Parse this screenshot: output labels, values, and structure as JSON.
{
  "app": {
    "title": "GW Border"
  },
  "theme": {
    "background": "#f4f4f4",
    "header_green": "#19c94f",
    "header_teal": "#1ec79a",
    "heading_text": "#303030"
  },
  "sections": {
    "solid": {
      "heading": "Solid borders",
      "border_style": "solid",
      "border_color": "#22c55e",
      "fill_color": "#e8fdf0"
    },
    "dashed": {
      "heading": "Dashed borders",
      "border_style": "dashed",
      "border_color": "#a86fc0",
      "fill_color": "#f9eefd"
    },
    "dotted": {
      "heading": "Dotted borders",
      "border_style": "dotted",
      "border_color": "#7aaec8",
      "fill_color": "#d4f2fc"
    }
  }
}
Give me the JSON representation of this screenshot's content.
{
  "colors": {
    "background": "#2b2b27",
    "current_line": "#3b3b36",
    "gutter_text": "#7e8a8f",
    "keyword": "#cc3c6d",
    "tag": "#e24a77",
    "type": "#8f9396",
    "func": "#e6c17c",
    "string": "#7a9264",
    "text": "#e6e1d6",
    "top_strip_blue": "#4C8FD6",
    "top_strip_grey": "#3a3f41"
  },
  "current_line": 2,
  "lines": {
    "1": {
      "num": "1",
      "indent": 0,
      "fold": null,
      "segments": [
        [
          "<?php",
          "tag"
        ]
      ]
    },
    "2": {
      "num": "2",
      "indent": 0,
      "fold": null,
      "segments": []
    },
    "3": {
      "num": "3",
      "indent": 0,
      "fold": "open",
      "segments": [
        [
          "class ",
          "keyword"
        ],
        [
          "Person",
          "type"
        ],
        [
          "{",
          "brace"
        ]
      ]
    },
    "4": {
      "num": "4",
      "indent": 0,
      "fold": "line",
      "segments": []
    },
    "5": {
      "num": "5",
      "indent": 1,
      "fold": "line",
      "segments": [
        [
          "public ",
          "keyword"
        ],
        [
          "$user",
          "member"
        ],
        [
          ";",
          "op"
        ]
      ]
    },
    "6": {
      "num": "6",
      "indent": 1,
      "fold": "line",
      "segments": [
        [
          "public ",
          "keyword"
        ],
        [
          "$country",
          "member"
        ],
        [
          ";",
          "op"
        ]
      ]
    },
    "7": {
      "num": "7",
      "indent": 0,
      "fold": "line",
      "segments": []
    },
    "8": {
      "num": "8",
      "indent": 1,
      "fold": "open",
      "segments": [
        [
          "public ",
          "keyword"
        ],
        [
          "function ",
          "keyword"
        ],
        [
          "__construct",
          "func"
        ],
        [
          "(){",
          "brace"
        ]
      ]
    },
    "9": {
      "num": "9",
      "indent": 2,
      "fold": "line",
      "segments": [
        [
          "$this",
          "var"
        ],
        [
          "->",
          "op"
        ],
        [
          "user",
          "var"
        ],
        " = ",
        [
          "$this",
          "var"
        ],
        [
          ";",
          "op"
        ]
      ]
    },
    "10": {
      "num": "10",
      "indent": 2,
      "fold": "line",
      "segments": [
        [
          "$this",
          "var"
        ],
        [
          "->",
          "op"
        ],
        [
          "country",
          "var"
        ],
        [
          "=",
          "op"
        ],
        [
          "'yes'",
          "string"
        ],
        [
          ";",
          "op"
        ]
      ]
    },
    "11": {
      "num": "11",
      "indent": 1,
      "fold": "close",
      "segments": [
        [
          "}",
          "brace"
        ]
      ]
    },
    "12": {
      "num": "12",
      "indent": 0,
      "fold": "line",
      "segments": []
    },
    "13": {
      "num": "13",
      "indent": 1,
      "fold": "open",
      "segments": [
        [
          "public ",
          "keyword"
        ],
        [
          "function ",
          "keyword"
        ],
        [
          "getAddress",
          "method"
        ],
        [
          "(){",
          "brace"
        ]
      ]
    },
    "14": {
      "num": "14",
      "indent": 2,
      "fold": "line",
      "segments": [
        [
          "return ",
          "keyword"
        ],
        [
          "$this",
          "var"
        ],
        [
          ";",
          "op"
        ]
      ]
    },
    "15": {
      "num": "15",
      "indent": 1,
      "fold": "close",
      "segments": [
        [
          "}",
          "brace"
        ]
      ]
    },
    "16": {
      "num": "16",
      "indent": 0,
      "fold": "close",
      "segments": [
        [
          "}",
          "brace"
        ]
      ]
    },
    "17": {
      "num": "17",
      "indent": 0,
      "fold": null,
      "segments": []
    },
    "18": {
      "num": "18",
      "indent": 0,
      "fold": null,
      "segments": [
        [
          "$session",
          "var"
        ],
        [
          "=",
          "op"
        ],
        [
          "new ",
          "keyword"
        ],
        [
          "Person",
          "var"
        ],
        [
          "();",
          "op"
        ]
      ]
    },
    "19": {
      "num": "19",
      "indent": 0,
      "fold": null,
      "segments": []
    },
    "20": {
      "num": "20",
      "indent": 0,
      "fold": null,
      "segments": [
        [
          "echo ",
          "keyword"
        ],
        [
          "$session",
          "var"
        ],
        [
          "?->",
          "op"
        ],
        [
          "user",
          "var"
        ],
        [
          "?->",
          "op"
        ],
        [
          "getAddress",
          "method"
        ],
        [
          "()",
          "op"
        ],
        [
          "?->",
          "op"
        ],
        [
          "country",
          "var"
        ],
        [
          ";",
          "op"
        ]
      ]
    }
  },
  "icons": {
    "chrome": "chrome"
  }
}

————————

**WORK TO COMPLETE:**
Repeat every record, keeping each word and mark exactly as it is.

**WRITTEN REPLY:**
Parse this screenshot: output labels, values, and structure as JSON.
{
  "app": {
    "title": "GW Border"
  },
  "theme": {
    "background": "#f4f4f4",
    "header_green": "#19c94f",
    "header_teal": "#1ec79a",
    "heading_text": "#303030"
  },
  "sections": {
    "solid": {
      "heading": "Solid borders",
      "border_style": "solid",
      "border_color": "#22c55e",
      "fill_color": "#e8fdf0"
    },
    "dashed": {
      "heading": "Dashed borders",
      "border_style": "dashed",
      "border_color": "#a86fc0",
      "fill_color": "#f9eefd"
    },
    "dotted": {
      "heading": "Dotted borders",
      "border_style": "dotted",
      "border_color": "#7aaec8",
      "fill_color": "#d4f2fc"
    }
  }
}
Give me the JSON representation of this screenshot's content.
{
  "colors": {
    "background": "#2b2b27",
    "current_line": "#3b3b36",
    "gutter_text": "#7e8a8f",
    "keyword": "#cc3c6d",
    "tag": "#e24a77",
    "type": "#8f9396",
    "func": "#e6c17c",
    "string": "#7a9264",
    "text": "#e6e1d6",
    "top_strip_blue": "#4C8FD6",
    "top_strip_grey": "#3a3f41"
  },
  "current_line": 2,
  "lines": {
    "1": {
      "num": "1",
      "indent": 0,
      "fold": null,
      "segments": [
        [
          "<?php",
          "tag"
        ]
      ]
    },
    "2": {
      "num": "2",
      "indent": 0,
      "fold": null,
      "segments": []
    },
    "3": {
      "num": "3",
      "indent": 0,
      "fold": "open",
      "segments": [
        [
          "class ",
          "keyword"
        ],
        [
          "Person",
          "type"
        ],
        [
          "{",
          "brace"
        ]
      ]
    },
    "4": {
      "num": "4",
      "indent": 0,
      "fold": "line",
      "segments": []
    },
    "5": {
      "num": "5",
      "indent": 1,
      "fold": "line",
      "segments": [
        [
          "public ",
          "keyword"
        ],
        [
          "$user",
          "member"
        ],
        [
          ";",
          "op"
        ]
      ]
    },
    "6": {
      "num": "6",
      "indent": 1,
      "fold": "line",
      "segments": [
        [
          "public ",
          "keyword"
        ],
        [
          "$country",
          "member"
        ],
        [
          ";",
          "op"
        ]
      ]
    },
    "7": {
      "num": "7",
      "indent": 0,
      "fold": "line",
      "segments": []
    },
    "8": {
      "num": "8",
      "indent": 1,
      "fold": "open",
      "segments": [
        [
          "public ",
          "keyword"
        ],
        [
          "function ",
          "keyword"
        ],
        [
          "__construct",
          "func"
        ],
        [
          "(){",
          "brace"
        ]
      ]
    },
    "9": {
      "num": "9",
      "indent": 2,
      "fold": "line",
      "segments": [
        [
          "$this",
          "var"
        ],
        [
          "->",
          "op"
        ],
        [
          "user",
          "var"
        ],
        " = ",
        [
          "$this",
          "var"
        ],
        [
          ";",
          "op"
        ]
      ]
    },
    "10": {
      "num": "10",
      "indent": 2,
      "fold": "line",
      "segments": [
        [
          "$this",
          "var"
        ],
        [
          "->",
          "op"
        ],
        [
          "country",
          "var"
        ],
        [
          "=",
          "op"
        ],
        [
          "'yes'",
          "string"
        ],
        [
          ";",
          "op"
        ]
      ]
    },
    "11": {
      "num": "11",
      "indent": 1,
      "fold": "close",
      "segments": [
        [
          "}",
          "brace"
        ]
      ]
    },
    "12": {
      "num": "12",
      "indent": 0,
      "fold": "line",
      "segments": []
    },
    "13": {
      "num": "13",
      "indent": 1,
      "fold": "open",
      "segments": [
        [
          "public ",
          "keyword"
        ],
        [
          "function ",
          "keyword"
        ],
        [
          "getAddress",
          "method"
        ],
        [
          "(){",
          "brace"
        ]
      ]
    },
    "14": {
      "num": "14",
      "indent": 2,
      "fold": "line",
      "segments": [
        [
          "return ",
          "keyword"
        ],
        [
          "$this",
          "var"
        ],
        [
          ";",
          "op"
        ]
      ]
    },
    "15": {
      "num": "15",
      "indent": 1,
      "fold": "close",
      "segments": [
        [
          "}",
          "brace"
        ]
      ]
    },
    "16": {
      "num": "16",
      "indent": 0,
      "fold": "close",
      "segments": [
        [
          "}",
          "brace"
        ]
      ]
    },
    "17": {
      "num": "17",
      "indent": 0,
      "fold": null,
      "segments": []
    },
    "18": {
      "num": "18",
      "indent": 0,
      "fold": null,
      "segments": [
        [
          "$session",
          "var"
        ],
        [
          "=",
          "op"
        ],
        [
          "new ",
          "keyword"
        ],
        [
          "Person",
          "var"
        ],
        [
          "();",
          "op"
        ]
      ]
    },
    "19": {
      "num": "19",
      "indent": 0,
      "fold": null,
      "segments": []
    },
    "20": {
      "num": "20",
      "indent": 0,
      "fold": null,
      "segments": [
        [
          "echo ",
          "keyword"
        ],
        [
          "$session",
          "var"
        ],
        [
          "?->",
          "op"
        ],
        [
          "user",
          "var"
        ],
        [
          "?->",
          "op"
        ],
        [
          "getAddress",
          "method"
        ],
        [
          "()",
          "op"
        ],
        [
          "?->",
          "op"
        ],
        [
          "country",
          "var"
        ],
        [
          ";",
          "op"
        ]
      ]
    }
  },
  "icons": {
    "chrome": "chrome"
  }
}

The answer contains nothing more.